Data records
******

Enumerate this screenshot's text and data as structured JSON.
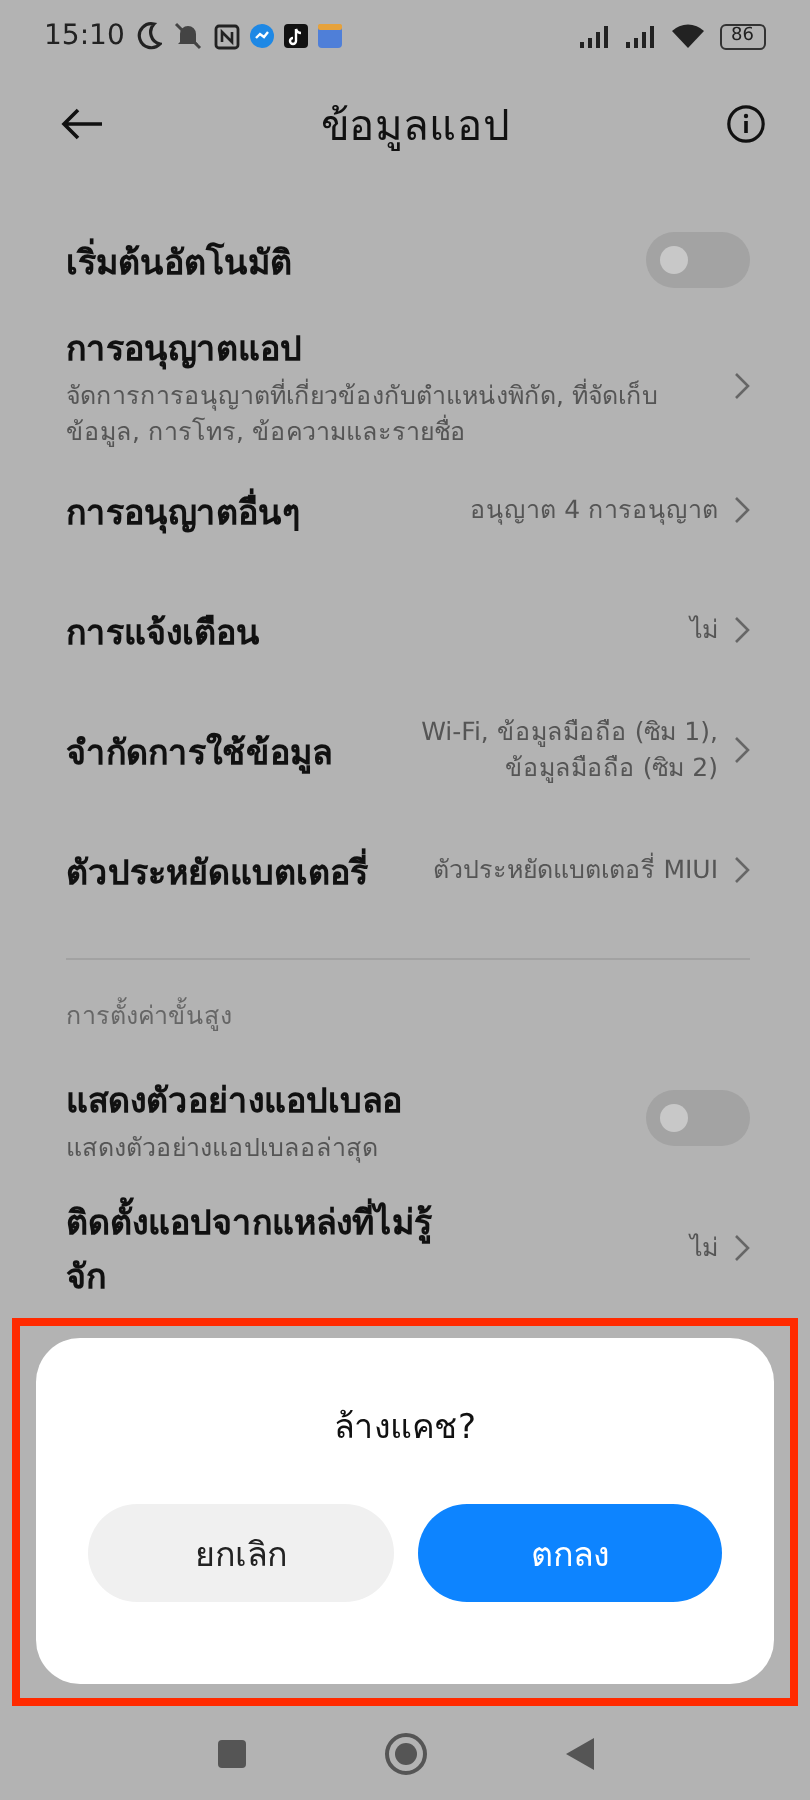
{
  "status_bar": {
    "time": "15:10",
    "battery": "86"
  },
  "header": {
    "title": "ข้อมูลแอป"
  },
  "settings": [
    {
      "kind": "toggle",
      "title": "เริ่มต้นอัตโนมัติ",
      "on": false
    },
    {
      "kind": "link",
      "title": "การอนุญาตแอป",
      "subtitle": "จัดการการอนุญาตที่เกี่ยวข้องกับตำแหน่งพิกัด, ที่จัดเก็บข้อมูล, การโทร, ข้อความและรายชื่อ"
    },
    {
      "kind": "link",
      "title": "การอนุญาตอื่นๆ",
      "value": "อนุญาต 4 การอนุญาต"
    },
    {
      "kind": "link",
      "title": "การแจ้งเตือน",
      "value": "ไม่"
    },
    {
      "kind": "link",
      "title": "จำกัดการใช้ข้อมูล",
      "value": "Wi-Fi, ข้อมูลมือถือ (ซิม 1), ข้อมูลมือถือ (ซิม 2)"
    },
    {
      "kind": "link",
      "title": "ตัวประหยัดแบตเตอรี่",
      "value": "ตัวประหยัดแบตเตอรี่ MIUI"
    }
  ],
  "advanced": {
    "heading": "การตั้งค่าขั้นสูง",
    "rows": [
      {
        "kind": "toggle",
        "title": "แสดงตัวอย่างแอปเบลอ",
        "subtitle": "แสดงตัวอย่างแอปเบลอล่าสุด",
        "on": false
      },
      {
        "kind": "link",
        "title": "ติดตั้งแอปจากแหล่งที่ไม่รู้จัก",
        "value": "ไม่"
      }
    ]
  },
  "dialog": {
    "title": "ล้างแคช?",
    "buttons": [
      {
        "label": "ยกเลิก",
        "kind": "cancel"
      },
      {
        "label": "ตกลง",
        "kind": "confirm"
      }
    ]
  }
}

******

=== Directions for this task ===
Count the lines in the entries that hold the word "แสดงต", and give nothing but the total.

=== Correct output ===
2